** START OF Listed entries **

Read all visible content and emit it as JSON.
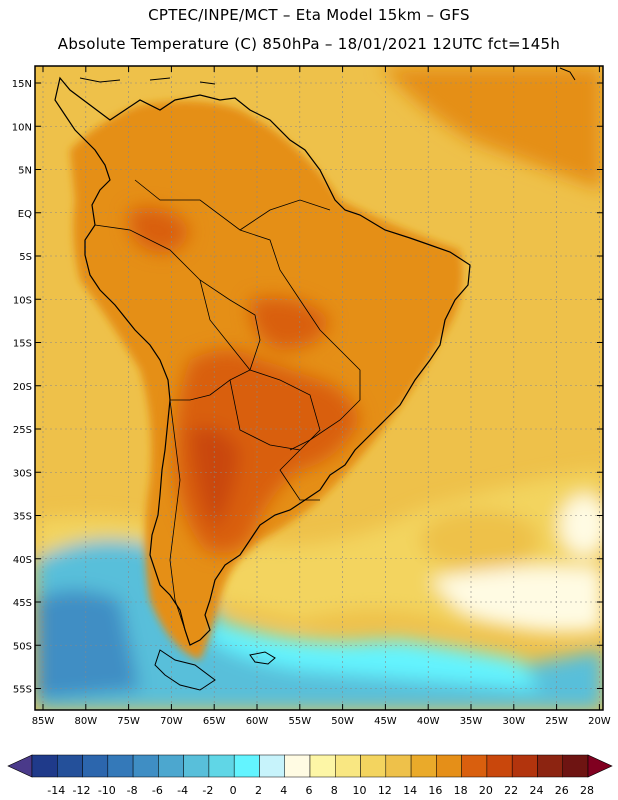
{
  "header": {
    "line1": "CPTEC/INPE/MCT –  Eta Model 15km – GFS",
    "line2": "Absolute Temperature (C) 850hPa – 18/01/2021 12UTC fct=145h"
  },
  "map": {
    "region": "South America",
    "lat_labels": [
      "15N",
      "10N",
      "5N",
      "EQ",
      "5S",
      "10S",
      "15S",
      "20S",
      "25S",
      "30S",
      "35S",
      "40S",
      "45S",
      "50S",
      "55S"
    ],
    "lon_labels": [
      "85W",
      "80W",
      "75W",
      "70W",
      "65W",
      "60W",
      "55W",
      "50W",
      "45W",
      "40W",
      "35W",
      "30W",
      "25W",
      "20W"
    ],
    "lat_values": [
      15,
      10,
      5,
      0,
      -5,
      -10,
      -15,
      -20,
      -25,
      -30,
      -35,
      -40,
      -45,
      -50,
      -55
    ],
    "lon_values": [
      -85,
      -80,
      -75,
      -70,
      -65,
      -60,
      -55,
      -50,
      -45,
      -40,
      -35,
      -30,
      -25,
      -20
    ]
  },
  "colorbar": {
    "variable": "Absolute Temperature (C)",
    "labels": [
      "-14",
      "-12",
      "-10",
      "-8",
      "-6",
      "-4",
      "-2",
      "0",
      "2",
      "4",
      "6",
      "8",
      "10",
      "12",
      "14",
      "16",
      "18",
      "20",
      "22",
      "24",
      "26",
      "28"
    ],
    "colors": [
      "#1f3a8a",
      "#24509a",
      "#2c66ad",
      "#3479b9",
      "#3f8ec4",
      "#4ca7cf",
      "#58bfda",
      "#60d6e6",
      "#63f4ff",
      "#c7f3fb",
      "#fffbe3",
      "#fdf6a6",
      "#f9e782",
      "#f3d45f",
      "#eec14a",
      "#eaaa2a",
      "#e58f18",
      "#d95f0e",
      "#c9470c",
      "#b2340d",
      "#8c2411",
      "#6e1412"
    ],
    "low_arrow_color": "#4a3a8a",
    "high_arrow_color": "#800020"
  },
  "colors": {
    "land_warm": "#e58f18",
    "land_hot": "#d95f0e",
    "ocean_mid": "#eec14a",
    "ocean_cool": "#f3d45f",
    "cold_south": "#58bfda"
  }
}
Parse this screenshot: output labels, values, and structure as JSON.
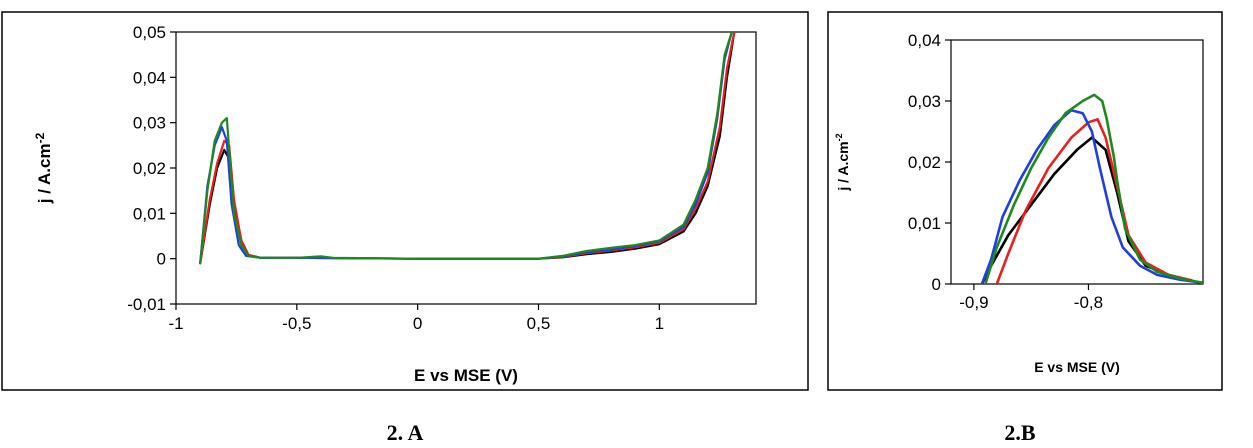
{
  "figure": {
    "panel_a_label": "2. A",
    "panel_b_label": "2.B"
  },
  "chart_data": [
    {
      "id": "A",
      "type": "line",
      "title": "",
      "xlabel": "E vs MSE (V)",
      "ylabel": "j / A.cm-2",
      "ylabel_main": "j / A.cm",
      "ylabel_sup": "-2",
      "xlim": [
        -1,
        1.4
      ],
      "ylim": [
        -0.01,
        0.05
      ],
      "xticks": [
        -1,
        -0.5,
        0,
        0.5,
        1
      ],
      "xtick_labels": [
        "-1",
        "-0,5",
        "0",
        "0,5",
        "1"
      ],
      "yticks": [
        -0.01,
        0,
        0.01,
        0.02,
        0.03,
        0.04,
        0.05
      ],
      "ytick_labels": [
        "-0,01",
        "0",
        "0,01",
        "0,02",
        "0,03",
        "0,04",
        "0,05"
      ],
      "grid": false,
      "legend": "none",
      "series": [
        {
          "color": "#000000",
          "x": [
            -0.9,
            -0.86,
            -0.83,
            -0.8,
            -0.78,
            -0.76,
            -0.73,
            -0.7,
            -0.65,
            -0.5,
            0,
            0.5,
            0.6,
            0.7,
            0.8,
            0.9,
            1.0,
            1.1,
            1.15,
            1.2,
            1.25,
            1.28,
            1.31
          ],
          "y": [
            -0.001,
            0.012,
            0.02,
            0.024,
            0.022,
            0.012,
            0.004,
            0.0008,
            0.0002,
            0.0002,
            0,
            0,
            0.0003,
            0.001,
            0.0015,
            0.0022,
            0.0032,
            0.006,
            0.01,
            0.016,
            0.027,
            0.04,
            0.05
          ]
        },
        {
          "color": "#e8201e",
          "x": [
            -0.9,
            -0.86,
            -0.83,
            -0.8,
            -0.78,
            -0.76,
            -0.73,
            -0.7,
            -0.65,
            -0.5,
            0,
            0.5,
            0.6,
            0.7,
            0.8,
            0.9,
            1.0,
            1.1,
            1.15,
            1.2,
            1.25,
            1.28,
            1.31
          ],
          "y": [
            -0.001,
            0.013,
            0.021,
            0.026,
            0.025,
            0.013,
            0.004,
            0.0008,
            0.0002,
            0.0002,
            0,
            0,
            0.0004,
            0.0012,
            0.0018,
            0.0025,
            0.0035,
            0.0065,
            0.011,
            0.017,
            0.029,
            0.042,
            0.05
          ]
        },
        {
          "color": "#1f3fe0",
          "x": [
            -0.9,
            -0.87,
            -0.84,
            -0.81,
            -0.79,
            -0.77,
            -0.74,
            -0.71,
            -0.65,
            -0.5,
            0,
            0.5,
            0.6,
            0.7,
            0.8,
            0.9,
            1.0,
            1.1,
            1.15,
            1.2,
            1.24,
            1.27,
            1.3
          ],
          "y": [
            -0.001,
            0.016,
            0.025,
            0.029,
            0.026,
            0.012,
            0.003,
            0.0006,
            0.0002,
            0.0002,
            0,
            0,
            0.0005,
            0.0014,
            0.002,
            0.0028,
            0.0038,
            0.007,
            0.012,
            0.019,
            0.031,
            0.044,
            0.05
          ]
        },
        {
          "color": "#1e8a1e",
          "x": [
            -0.9,
            -0.87,
            -0.84,
            -0.81,
            -0.79,
            -0.78,
            -0.76,
            -0.73,
            -0.7,
            -0.65,
            -0.5,
            -0.4,
            -0.35,
            0,
            0.5,
            0.6,
            0.7,
            0.8,
            0.9,
            1.0,
            1.1,
            1.15,
            1.2,
            1.24,
            1.27,
            1.3
          ],
          "y": [
            -0.001,
            0.015,
            0.026,
            0.03,
            0.031,
            0.024,
            0.01,
            0.003,
            0.0006,
            0.0002,
            0.0002,
            0.0005,
            0.0002,
            0,
            0,
            0.0006,
            0.0017,
            0.0024,
            0.003,
            0.004,
            0.0075,
            0.013,
            0.02,
            0.032,
            0.045,
            0.05
          ]
        }
      ]
    },
    {
      "id": "B",
      "type": "line",
      "title": "",
      "xlabel": "E vs MSE (V)",
      "ylabel": "j / A.cm-2",
      "ylabel_main": "j / A.cm",
      "ylabel_sup": "-2",
      "xlim": [
        -0.92,
        -0.7
      ],
      "ylim": [
        0,
        0.04
      ],
      "xticks": [
        -0.9,
        -0.8
      ],
      "xtick_labels": [
        "-0,9",
        "-0,8"
      ],
      "yticks": [
        0,
        0.01,
        0.02,
        0.03,
        0.04
      ],
      "ytick_labels": [
        "0",
        "0,01",
        "0,02",
        "0,03",
        "0,04"
      ],
      "grid": false,
      "legend": "none",
      "series": [
        {
          "color": "#000000",
          "x": [
            -0.893,
            -0.885,
            -0.87,
            -0.85,
            -0.83,
            -0.81,
            -0.797,
            -0.785,
            -0.775,
            -0.765,
            -0.75,
            -0.73,
            -0.71
          ],
          "y": [
            0,
            0.003,
            0.008,
            0.013,
            0.018,
            0.022,
            0.024,
            0.022,
            0.015,
            0.007,
            0.003,
            0.0015,
            0.0005
          ]
        },
        {
          "color": "#e8201e",
          "x": [
            -0.88,
            -0.87,
            -0.855,
            -0.835,
            -0.815,
            -0.8,
            -0.792,
            -0.785,
            -0.775,
            -0.765,
            -0.75,
            -0.73,
            -0.71
          ],
          "y": [
            0,
            0.005,
            0.012,
            0.019,
            0.024,
            0.0265,
            0.027,
            0.024,
            0.016,
            0.008,
            0.0035,
            0.0015,
            0.0006
          ]
        },
        {
          "color": "#1f3fe0",
          "x": [
            -0.893,
            -0.885,
            -0.875,
            -0.86,
            -0.845,
            -0.83,
            -0.815,
            -0.805,
            -0.797,
            -0.79,
            -0.78,
            -0.77,
            -0.755,
            -0.74,
            -0.72,
            -0.7
          ],
          "y": [
            0,
            0.004,
            0.011,
            0.017,
            0.022,
            0.026,
            0.0285,
            0.028,
            0.025,
            0.019,
            0.011,
            0.006,
            0.003,
            0.0015,
            0.0007,
            0.0002
          ]
        },
        {
          "color": "#1e8a1e",
          "x": [
            -0.89,
            -0.88,
            -0.865,
            -0.85,
            -0.835,
            -0.82,
            -0.805,
            -0.795,
            -0.788,
            -0.784,
            -0.781,
            -0.778,
            -0.775,
            -0.768,
            -0.755,
            -0.74,
            -0.72,
            -0.7
          ],
          "y": [
            0,
            0.006,
            0.013,
            0.019,
            0.024,
            0.028,
            0.03,
            0.031,
            0.03,
            0.027,
            0.024,
            0.021,
            0.017,
            0.009,
            0.004,
            0.002,
            0.0009,
            0.0002
          ]
        }
      ]
    }
  ]
}
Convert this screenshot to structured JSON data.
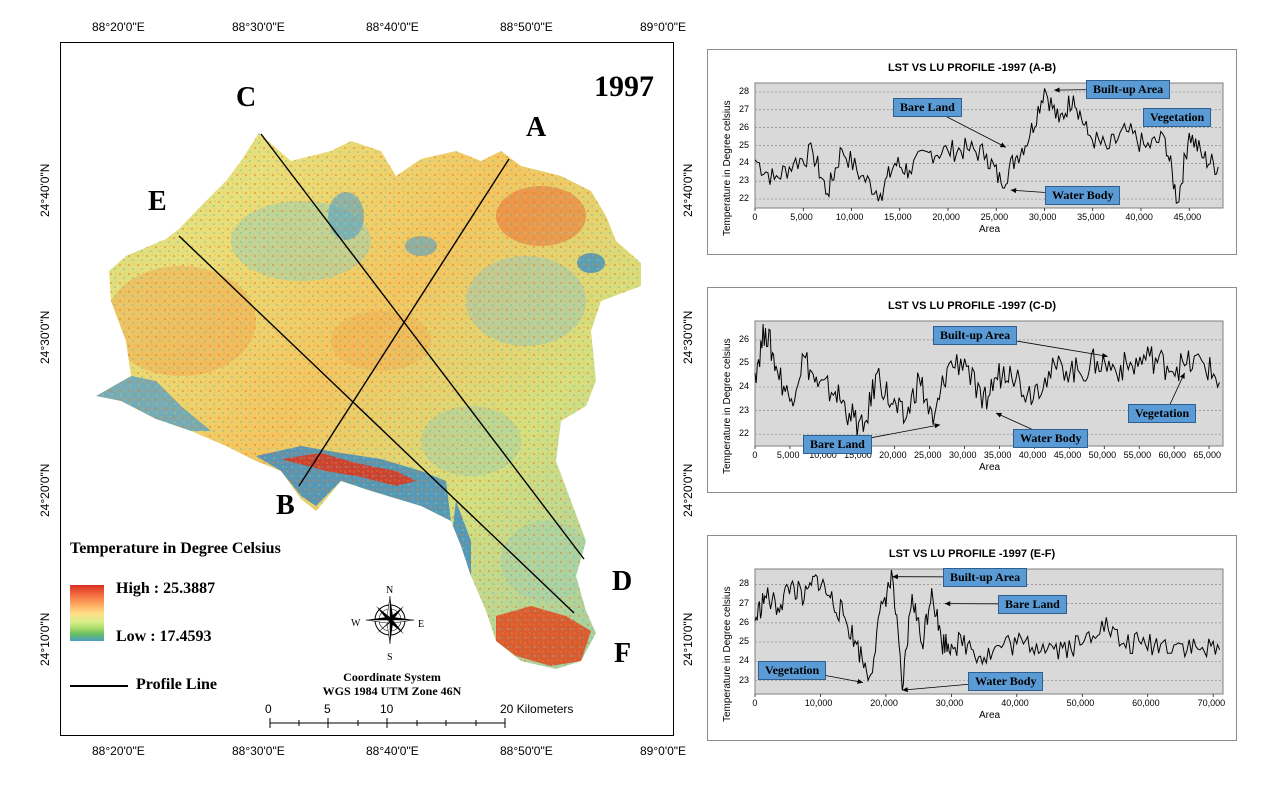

** END OF Listed entries **

Report every line containing the word "Temperature" from the listing above.

    "line2": "Absolute Temperature (C) 850hPa – 18/01/2021 12UTC fct=145h"
    "variable": "Absolute Temperature (C)",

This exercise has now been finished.